GOAL:
Filter for the word "桂树焉知泰山之高" and keep each matching line.

◆ ◆ ◆

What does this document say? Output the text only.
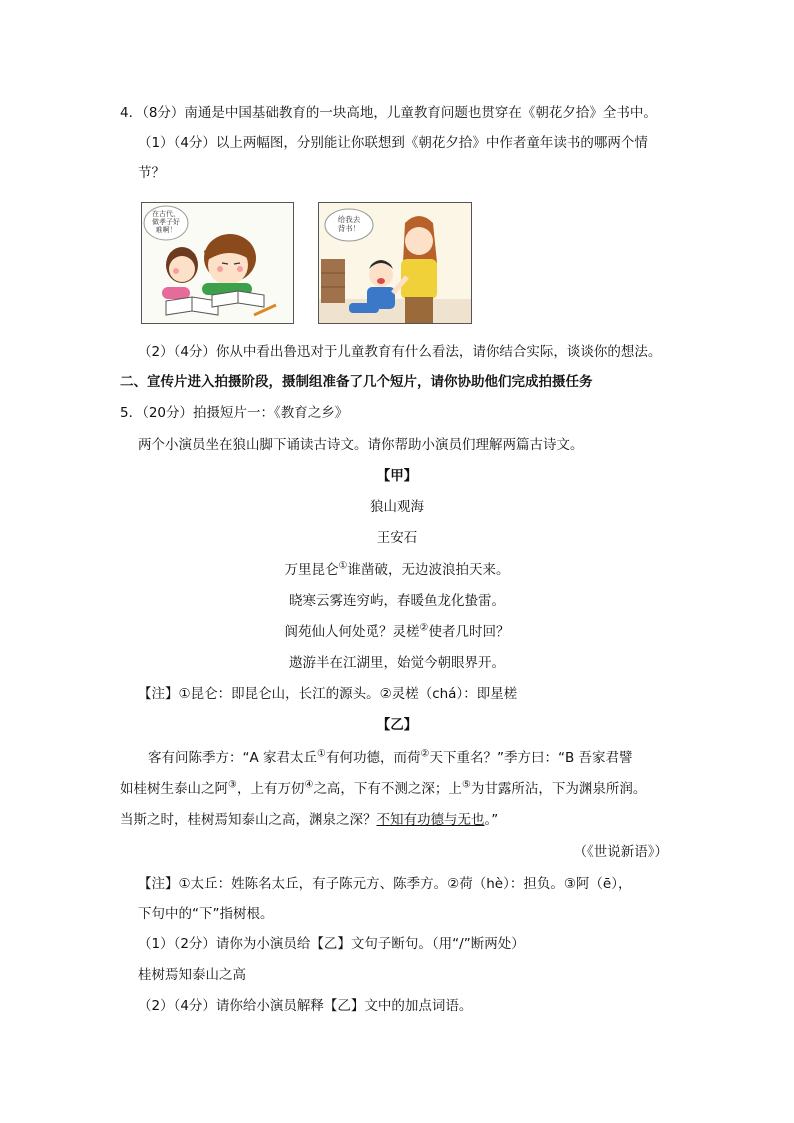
4．（8分）南通是中国基础教育的一块高地，儿童教育问题也贯穿在《朝花夕拾》全书中。
（1）（4分）以上两幅图，分别能让你联想到《朝花夕拾》中作者童年读书的哪两个情
节？
在古代，
做孝子好
难啊！
给我去
背书！
（2）（4分）你从中看出鲁迅对于儿童教育有什么看法，请你结合实际，谈谈你的想法。
二、宣传片进入拍摄阶段，摄制组准备了几个短片，请你协助他们完成拍摄任务
5．（20分）拍摄短片一：《教育之乡》
两个小演员坐在狼山脚下诵读古诗文。请你帮助小演员们理解两篇古诗文。
【甲】
狼山观海
王安石
万里昆仑①谁凿破，无边波浪拍天来。
晓寒云雾连穷屿，春暖鱼龙化蛰雷。
阆苑仙人何处觅？灵槎②使者几时回？
遨游半在江湖里，始觉今朝眼界开。
【注】①昆仑：即昆仑山，长江的源头。②灵槎（chá）：即星槎
【乙】
客有问陈季方：“A 家君太丘①有何功德，而荷②天下重名？”季方曰：“B 吾家君譬
如桂树生泰山之阿③，上有万仞④之高，下有不测之深；上⑤为甘露所沾，下为渊泉所润。
当斯之时，桂树焉知泰山之高，渊泉之深？不知有功德与无也。”
（《世说新语》）
【注】①太丘：姓陈名太丘，有子陈元方、陈季方。②荷（hè）：担负。③阿（ē），
下句中的“下”指树根。
（1）（2分）请你为小演员给【乙】文句子断句。（用“/”断两处）
桂树焉知泰山之高
（2）（4分）请你给小演员解释【乙】文中的加点词语。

◆ ◆ ◆

OUTPUT FOR THIS TASK:
当斯之时，桂树焉知泰山之高，渊泉之深？不知有功德与无也。”
桂树焉知泰山之高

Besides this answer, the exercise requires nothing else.